> [Given problem]
Print the listing below in its entirety, character for character.

Dataset entries on figures

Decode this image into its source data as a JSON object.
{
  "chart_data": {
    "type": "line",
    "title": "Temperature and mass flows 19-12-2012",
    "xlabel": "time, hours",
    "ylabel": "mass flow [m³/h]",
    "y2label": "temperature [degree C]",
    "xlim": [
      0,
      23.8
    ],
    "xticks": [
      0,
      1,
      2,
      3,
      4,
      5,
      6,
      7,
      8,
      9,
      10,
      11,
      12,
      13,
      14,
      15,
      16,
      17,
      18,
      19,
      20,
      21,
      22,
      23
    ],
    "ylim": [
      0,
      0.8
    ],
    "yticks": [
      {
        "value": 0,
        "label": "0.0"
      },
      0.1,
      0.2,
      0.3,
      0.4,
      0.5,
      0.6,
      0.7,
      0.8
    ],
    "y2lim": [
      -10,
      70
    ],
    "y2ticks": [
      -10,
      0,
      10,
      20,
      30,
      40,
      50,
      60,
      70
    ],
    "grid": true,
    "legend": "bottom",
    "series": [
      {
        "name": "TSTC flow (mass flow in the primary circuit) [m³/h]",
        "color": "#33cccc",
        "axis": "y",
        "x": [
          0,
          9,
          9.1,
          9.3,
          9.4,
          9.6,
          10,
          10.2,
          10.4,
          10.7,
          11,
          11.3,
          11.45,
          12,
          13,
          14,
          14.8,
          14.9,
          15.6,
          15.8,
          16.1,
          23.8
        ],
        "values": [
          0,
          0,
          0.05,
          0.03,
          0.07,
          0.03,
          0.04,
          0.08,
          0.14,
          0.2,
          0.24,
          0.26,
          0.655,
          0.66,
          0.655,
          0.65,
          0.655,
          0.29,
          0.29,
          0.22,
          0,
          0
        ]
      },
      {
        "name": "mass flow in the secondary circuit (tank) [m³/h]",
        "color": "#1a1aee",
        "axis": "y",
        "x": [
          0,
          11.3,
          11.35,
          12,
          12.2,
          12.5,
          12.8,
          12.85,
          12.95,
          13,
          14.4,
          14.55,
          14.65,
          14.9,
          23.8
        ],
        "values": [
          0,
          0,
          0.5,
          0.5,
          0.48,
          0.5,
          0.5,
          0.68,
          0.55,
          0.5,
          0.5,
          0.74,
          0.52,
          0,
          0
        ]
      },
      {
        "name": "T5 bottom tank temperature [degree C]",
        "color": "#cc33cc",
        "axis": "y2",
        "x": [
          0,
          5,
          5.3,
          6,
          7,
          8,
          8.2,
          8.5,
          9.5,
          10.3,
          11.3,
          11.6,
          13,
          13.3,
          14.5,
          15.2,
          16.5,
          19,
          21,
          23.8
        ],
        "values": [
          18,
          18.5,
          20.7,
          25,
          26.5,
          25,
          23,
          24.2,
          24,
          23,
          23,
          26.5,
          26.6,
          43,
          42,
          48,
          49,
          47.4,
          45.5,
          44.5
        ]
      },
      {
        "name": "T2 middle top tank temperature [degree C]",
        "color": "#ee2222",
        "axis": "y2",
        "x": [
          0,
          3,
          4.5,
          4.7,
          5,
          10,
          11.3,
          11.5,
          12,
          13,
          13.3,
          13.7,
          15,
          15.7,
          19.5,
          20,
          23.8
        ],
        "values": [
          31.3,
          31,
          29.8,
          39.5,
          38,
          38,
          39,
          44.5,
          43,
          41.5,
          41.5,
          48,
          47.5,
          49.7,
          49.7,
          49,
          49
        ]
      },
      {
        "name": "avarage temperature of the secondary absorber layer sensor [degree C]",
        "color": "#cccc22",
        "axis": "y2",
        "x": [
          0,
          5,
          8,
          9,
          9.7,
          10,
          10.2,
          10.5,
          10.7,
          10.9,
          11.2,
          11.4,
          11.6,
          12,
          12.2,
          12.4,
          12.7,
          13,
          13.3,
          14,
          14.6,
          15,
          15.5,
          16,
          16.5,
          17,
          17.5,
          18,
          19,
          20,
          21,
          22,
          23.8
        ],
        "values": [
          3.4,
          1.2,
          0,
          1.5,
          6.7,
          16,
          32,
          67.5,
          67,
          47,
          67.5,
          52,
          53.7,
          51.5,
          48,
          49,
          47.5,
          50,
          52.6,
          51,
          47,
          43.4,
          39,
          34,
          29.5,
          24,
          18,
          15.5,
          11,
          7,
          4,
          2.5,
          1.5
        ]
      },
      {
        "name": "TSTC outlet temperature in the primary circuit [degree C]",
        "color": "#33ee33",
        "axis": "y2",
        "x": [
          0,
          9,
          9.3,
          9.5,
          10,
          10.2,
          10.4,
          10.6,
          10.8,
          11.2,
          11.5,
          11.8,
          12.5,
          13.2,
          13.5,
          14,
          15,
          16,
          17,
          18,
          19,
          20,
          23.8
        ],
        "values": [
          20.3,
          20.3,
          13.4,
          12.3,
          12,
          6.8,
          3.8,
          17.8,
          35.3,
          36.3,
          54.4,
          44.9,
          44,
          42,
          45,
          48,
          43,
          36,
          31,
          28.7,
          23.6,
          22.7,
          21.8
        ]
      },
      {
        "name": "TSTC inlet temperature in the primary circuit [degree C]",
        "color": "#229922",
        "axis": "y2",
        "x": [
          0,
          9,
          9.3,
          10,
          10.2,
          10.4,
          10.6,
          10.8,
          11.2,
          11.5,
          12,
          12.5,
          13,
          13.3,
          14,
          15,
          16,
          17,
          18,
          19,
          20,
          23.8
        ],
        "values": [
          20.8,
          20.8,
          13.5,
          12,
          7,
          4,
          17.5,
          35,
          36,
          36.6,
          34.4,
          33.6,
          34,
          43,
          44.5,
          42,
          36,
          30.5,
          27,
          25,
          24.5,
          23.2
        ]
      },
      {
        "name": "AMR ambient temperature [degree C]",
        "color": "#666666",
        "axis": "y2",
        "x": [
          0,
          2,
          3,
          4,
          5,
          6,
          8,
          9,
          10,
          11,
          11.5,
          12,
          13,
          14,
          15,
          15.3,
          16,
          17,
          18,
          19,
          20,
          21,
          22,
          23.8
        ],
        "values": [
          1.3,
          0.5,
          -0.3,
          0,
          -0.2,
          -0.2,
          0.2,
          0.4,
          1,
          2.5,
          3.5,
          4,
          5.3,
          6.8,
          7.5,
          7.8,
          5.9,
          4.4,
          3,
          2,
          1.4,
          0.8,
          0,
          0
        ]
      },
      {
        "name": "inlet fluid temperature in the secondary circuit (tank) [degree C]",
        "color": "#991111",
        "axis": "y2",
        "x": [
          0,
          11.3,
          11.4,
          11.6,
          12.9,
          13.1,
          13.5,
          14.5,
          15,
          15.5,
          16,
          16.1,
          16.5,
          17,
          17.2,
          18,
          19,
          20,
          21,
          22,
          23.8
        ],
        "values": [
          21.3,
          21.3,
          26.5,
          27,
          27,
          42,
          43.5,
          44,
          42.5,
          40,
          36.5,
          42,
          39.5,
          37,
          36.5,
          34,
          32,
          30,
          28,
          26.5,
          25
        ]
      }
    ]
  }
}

> [Written answer]
Decode this image into its source data as a JSON object.
{
  "chart_data": {
    "type": "line",
    "title": "Temperature and mass flows 19-12-2012",
    "xlabel": "time, hours",
    "ylabel": "mass flow [m³/h]",
    "y2label": "temperature [degree C]",
    "xlim": [
      0,
      23.8
    ],
    "xticks": [
      0,
      1,
      2,
      3,
      4,
      5,
      6,
      7,
      8,
      9,
      10,
      11,
      12,
      13,
      14,
      15,
      16,
      17,
      18,
      19,
      20,
      21,
      22,
      23
    ],
    "ylim": [
      0,
      0.8
    ],
    "yticks": [
      {
        "value": 0,
        "label": "0.0"
      },
      0.1,
      0.2,
      0.3,
      0.4,
      0.5,
      0.6,
      0.7,
      0.8
    ],
    "y2lim": [
      -10,
      70
    ],
    "y2ticks": [
      -10,
      0,
      10,
      20,
      30,
      40,
      50,
      60,
      70
    ],
    "grid": true,
    "legend": "bottom",
    "series": [
      {
        "name": "TSTC flow (mass flow in the primary circuit) [m³/h]",
        "color": "#33cccc",
        "axis": "y",
        "x": [
          0,
          9,
          9.1,
          9.3,
          9.4,
          9.6,
          10,
          10.2,
          10.4,
          10.7,
          11,
          11.3,
          11.45,
          12,
          13,
          14,
          14.8,
          14.9,
          15.6,
          15.8,
          16.1,
          23.8
        ],
        "values": [
          0,
          0,
          0.05,
          0.03,
          0.07,
          0.03,
          0.04,
          0.08,
          0.14,
          0.2,
          0.24,
          0.26,
          0.655,
          0.66,
          0.655,
          0.65,
          0.655,
          0.29,
          0.29,
          0.22,
          0,
          0
        ]
      },
      {
        "name": "mass flow in the secondary circuit (tank) [m³/h]",
        "color": "#1a1aee",
        "axis": "y",
        "x": [
          0,
          11.3,
          11.35,
          12,
          12.2,
          12.5,
          12.8,
          12.85,
          12.95,
          13,
          14.4,
          14.55,
          14.65,
          14.9,
          23.8
        ],
        "values": [
          0,
          0,
          0.5,
          0.5,
          0.48,
          0.5,
          0.5,
          0.68,
          0.55,
          0.5,
          0.5,
          0.74,
          0.52,
          0,
          0
        ]
      },
      {
        "name": "T5 bottom tank temperature [degree C]",
        "color": "#cc33cc",
        "axis": "y2",
        "x": [
          0,
          5,
          5.3,
          6,
          7,
          8,
          8.2,
          8.5,
          9.5,
          10.3,
          11.3,
          11.6,
          13,
          13.3,
          14.5,
          15.2,
          16.5,
          19,
          21,
          23.8
        ],
        "values": [
          18,
          18.5,
          20.7,
          25,
          26.5,
          25,
          23,
          24.2,
          24,
          23,
          23,
          26.5,
          26.6,
          43,
          42,
          48,
          49,
          47.4,
          45.5,
          44.5
        ]
      },
      {
        "name": "T2 middle top tank temperature [degree C]",
        "color": "#ee2222",
        "axis": "y2",
        "x": [
          0,
          3,
          4.5,
          4.7,
          5,
          10,
          11.3,
          11.5,
          12,
          13,
          13.3,
          13.7,
          15,
          15.7,
          19.5,
          20,
          23.8
        ],
        "values": [
          31.3,
          31,
          29.8,
          39.5,
          38,
          38,
          39,
          44.5,
          43,
          41.5,
          41.5,
          48,
          47.5,
          49.7,
          49.7,
          49,
          49
        ]
      },
      {
        "name": "avarage temperature of the secondary absorber layer sensor [degree C]",
        "color": "#cccc22",
        "axis": "y2",
        "x": [
          0,
          5,
          8,
          9,
          9.7,
          10,
          10.2,
          10.5,
          10.7,
          10.9,
          11.2,
          11.4,
          11.6,
          12,
          12.2,
          12.4,
          12.7,
          13,
          13.3,
          14,
          14.6,
          15,
          15.5,
          16,
          16.5,
          17,
          17.5,
          18,
          19,
          20,
          21,
          22,
          23.8
        ],
        "values": [
          3.4,
          1.2,
          0,
          1.5,
          6.7,
          16,
          32,
          67.5,
          67,
          47,
          67.5,
          52,
          53.7,
          51.5,
          48,
          49,
          47.5,
          50,
          52.6,
          51,
          47,
          43.4,
          39,
          34,
          29.5,
          24,
          18,
          15.5,
          11,
          7,
          4,
          2.5,
          1.5
        ]
      },
      {
        "name": "TSTC outlet temperature in the primary circuit [degree C]",
        "color": "#33ee33",
        "axis": "y2",
        "x": [
          0,
          9,
          9.3,
          9.5,
          10,
          10.2,
          10.4,
          10.6,
          10.8,
          11.2,
          11.5,
          11.8,
          12.5,
          13.2,
          13.5,
          14,
          15,
          16,
          17,
          18,
          19,
          20,
          23.8
        ],
        "values": [
          20.3,
          20.3,
          13.4,
          12.3,
          12,
          6.8,
          3.8,
          17.8,
          35.3,
          36.3,
          54.4,
          44.9,
          44,
          42,
          45,
          48,
          43,
          36,
          31,
          28.7,
          23.6,
          22.7,
          21.8
        ]
      },
      {
        "name": "TSTC inlet temperature in the primary circuit [degree C]",
        "color": "#229922",
        "axis": "y2",
        "x": [
          0,
          9,
          9.3,
          10,
          10.2,
          10.4,
          10.6,
          10.8,
          11.2,
          11.5,
          12,
          12.5,
          13,
          13.3,
          14,
          15,
          16,
          17,
          18,
          19,
          20,
          23.8
        ],
        "values": [
          20.8,
          20.8,
          13.5,
          12,
          7,
          4,
          17.5,
          35,
          36,
          36.6,
          34.4,
          33.6,
          34,
          43,
          44.5,
          42,
          36,
          30.5,
          27,
          25,
          24.5,
          23.2
        ]
      },
      {
        "name": "AMR ambient temperature [degree C]",
        "color": "#666666",
        "axis": "y2",
        "x": [
          0,
          2,
          3,
          4,
          5,
          6,
          8,
          9,
          10,
          11,
          11.5,
          12,
          13,
          14,
          15,
          15.3,
          16,
          17,
          18,
          19,
          20,
          21,
          22,
          23.8
        ],
        "values": [
          1.3,
          0.5,
          -0.3,
          0,
          -0.2,
          -0.2,
          0.2,
          0.4,
          1,
          2.5,
          3.5,
          4,
          5.3,
          6.8,
          7.5,
          7.8,
          5.9,
          4.4,
          3,
          2,
          1.4,
          0.8,
          0,
          0
        ]
      },
      {
        "name": "inlet fluid temperature in the secondary circuit (tank) [degree C]",
        "color": "#991111",
        "axis": "y2",
        "x": [
          0,
          11.3,
          11.4,
          11.6,
          12.9,
          13.1,
          13.5,
          14.5,
          15,
          15.5,
          16,
          16.1,
          16.5,
          17,
          17.2,
          18,
          19,
          20,
          21,
          22,
          23.8
        ],
        "values": [
          21.3,
          21.3,
          26.5,
          27,
          27,
          42,
          43.5,
          44,
          42.5,
          40,
          36.5,
          42,
          39.5,
          37,
          36.5,
          34,
          32,
          30,
          28,
          26.5,
          25
        ]
      }
    ]
  }
}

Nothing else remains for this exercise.